▸ GIVEN TASK: How many lines in the records below contain the word "JSON"? Give only the number.

▸ GIVEN RECORDS:
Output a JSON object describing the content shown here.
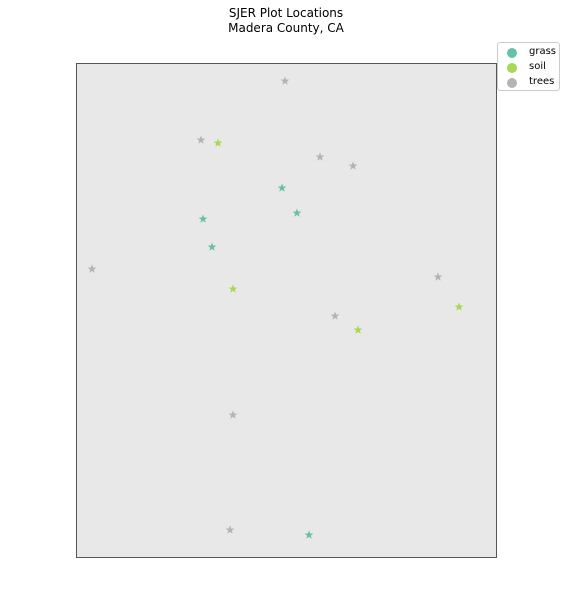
{
  "chart_data": {
    "type": "scatter",
    "title": "SJER Plot Locations",
    "subtitle": "Madera County, CA",
    "xlabel": "",
    "ylabel": "",
    "grid": false,
    "axes_visible": false,
    "marker": "star",
    "background_color": "#e8e8e8",
    "legend_placement": "upper-right-outside",
    "xlim": [
      0,
      420
    ],
    "ylim": [
      0,
      494
    ],
    "series": [
      {
        "name": "grass",
        "color": "#66c2a5",
        "points": [
          {
            "x": 206,
            "y": 369
          },
          {
            "x": 221,
            "y": 344
          },
          {
            "x": 127,
            "y": 338
          },
          {
            "x": 136,
            "y": 310
          },
          {
            "x": 233,
            "y": 22
          }
        ]
      },
      {
        "name": "soil",
        "color": "#a6d854",
        "points": [
          {
            "x": 142,
            "y": 414
          },
          {
            "x": 157,
            "y": 268
          },
          {
            "x": 383,
            "y": 250
          },
          {
            "x": 282,
            "y": 227
          }
        ]
      },
      {
        "name": "trees",
        "color": "#b3b3b3",
        "points": [
          {
            "x": 209,
            "y": 476
          },
          {
            "x": 125,
            "y": 417
          },
          {
            "x": 244,
            "y": 400
          },
          {
            "x": 277,
            "y": 391
          },
          {
            "x": 16,
            "y": 288
          },
          {
            "x": 362,
            "y": 280
          },
          {
            "x": 259,
            "y": 241
          },
          {
            "x": 157,
            "y": 142
          },
          {
            "x": 154,
            "y": 27
          }
        ]
      }
    ]
  }
}
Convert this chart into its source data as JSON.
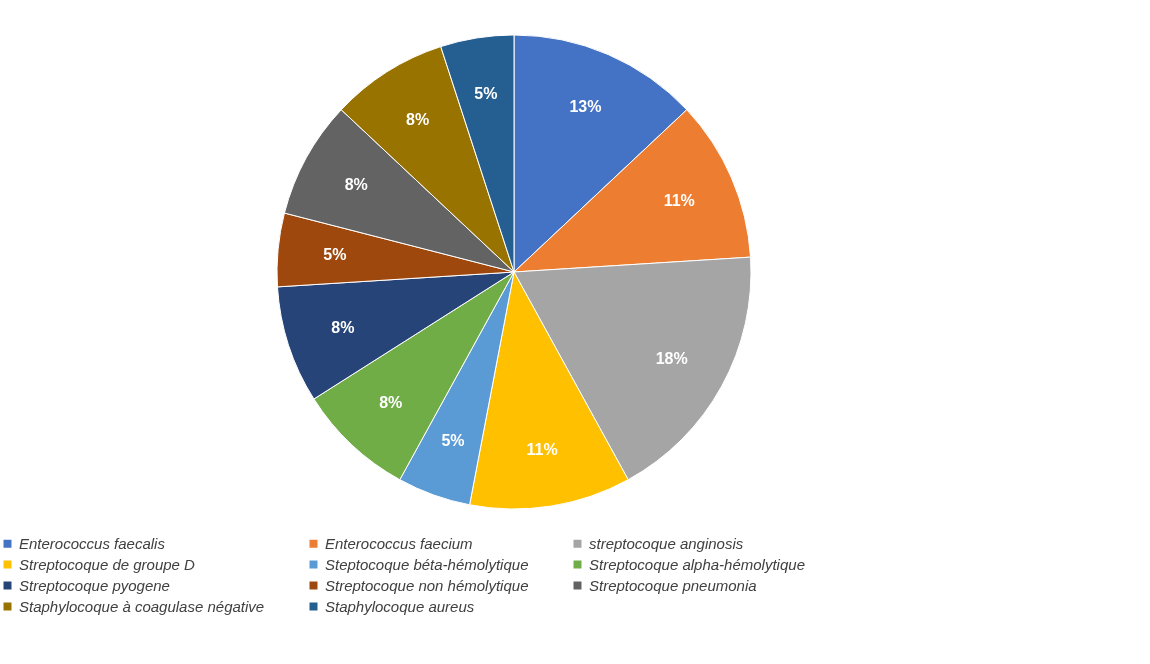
{
  "chart_data": {
    "type": "pie",
    "categories": [
      "Enterococcus faecalis",
      "Enterococcus faecium",
      "streptocoque anginosis",
      "Streptocoque de groupe D",
      "Steptocoque béta-hémolytique",
      "Streptocoque alpha-hémolytique",
      "Streptocoque pyogene",
      "Streptocoque non hémolytique",
      "Streptocoque pneumonia",
      "Staphylocoque à coagulase négative",
      "Staphylocoque aureus"
    ],
    "values": [
      13,
      11,
      18,
      11,
      5,
      8,
      8,
      5,
      8,
      8,
      5
    ],
    "value_labels": [
      "13%",
      "11%",
      "18%",
      "11%",
      "5%",
      "8%",
      "8%",
      "5%",
      "8%",
      "8%",
      "5%"
    ],
    "colors": [
      "#4472c4",
      "#ed7d31",
      "#a5a5a5",
      "#ffc000",
      "#5b9bd5",
      "#70ad47",
      "#264478",
      "#9e480e",
      "#636363",
      "#997300",
      "#255e91"
    ],
    "legend": "bottom"
  }
}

▸ THE RESPONSE: 2